## Given instruction
Copy every entry exactly.

## Rows
** BEGIN **

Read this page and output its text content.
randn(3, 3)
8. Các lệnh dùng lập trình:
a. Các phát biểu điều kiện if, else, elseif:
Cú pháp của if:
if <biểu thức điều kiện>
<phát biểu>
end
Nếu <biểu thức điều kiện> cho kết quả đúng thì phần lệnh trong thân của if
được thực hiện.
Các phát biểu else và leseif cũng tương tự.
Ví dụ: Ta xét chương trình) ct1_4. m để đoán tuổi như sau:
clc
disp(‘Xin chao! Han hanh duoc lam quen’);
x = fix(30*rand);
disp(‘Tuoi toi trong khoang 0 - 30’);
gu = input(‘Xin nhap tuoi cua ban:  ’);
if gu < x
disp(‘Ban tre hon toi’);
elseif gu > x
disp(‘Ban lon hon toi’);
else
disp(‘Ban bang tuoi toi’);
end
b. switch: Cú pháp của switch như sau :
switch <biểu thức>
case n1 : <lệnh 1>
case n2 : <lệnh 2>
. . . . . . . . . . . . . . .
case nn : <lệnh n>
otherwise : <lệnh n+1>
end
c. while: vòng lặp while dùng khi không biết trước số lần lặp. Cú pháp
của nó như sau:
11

** END **

## Exercise response
Read this page and output its text content.
randn(3, 3)
8. Các lệnh dùng lập trình:
a. Các phát biểu điều kiện if, else, elseif:
Cú pháp của if:
if <biểu thức điều kiện>
<phát biểu>
end
Nếu <biểu thức điều kiện> cho kết quả đúng thì phần lệnh trong thân của if
được thực hiện.
Các phát biểu else và leseif cũng tương tự.
Ví dụ: Ta xét chương trình) ct1_4. m để đoán tuổi như sau:
clc
disp(‘Xin chao! Han hanh duoc lam quen’);
x = fix(30*rand);
disp(‘Tuoi toi trong khoang 0 - 30’);
gu = input(‘Xin nhap tuoi cua ban:  ’);
if gu < x
disp(‘Ban tre hon toi’);
elseif gu > x
disp(‘Ban lon hon toi’);
else
disp(‘Ban bang tuoi toi’);
end
b. switch: Cú pháp của switch như sau :
switch <biểu thức>
case n1 : <lệnh 1>
case n2 : <lệnh 2>
. . . . . . . . . . . . . . .
case nn : <lệnh n>
otherwise : <lệnh n+1>
end
c. while: vòng lặp while dùng khi không biết trước số lần lặp. Cú pháp
của nó như sau:
11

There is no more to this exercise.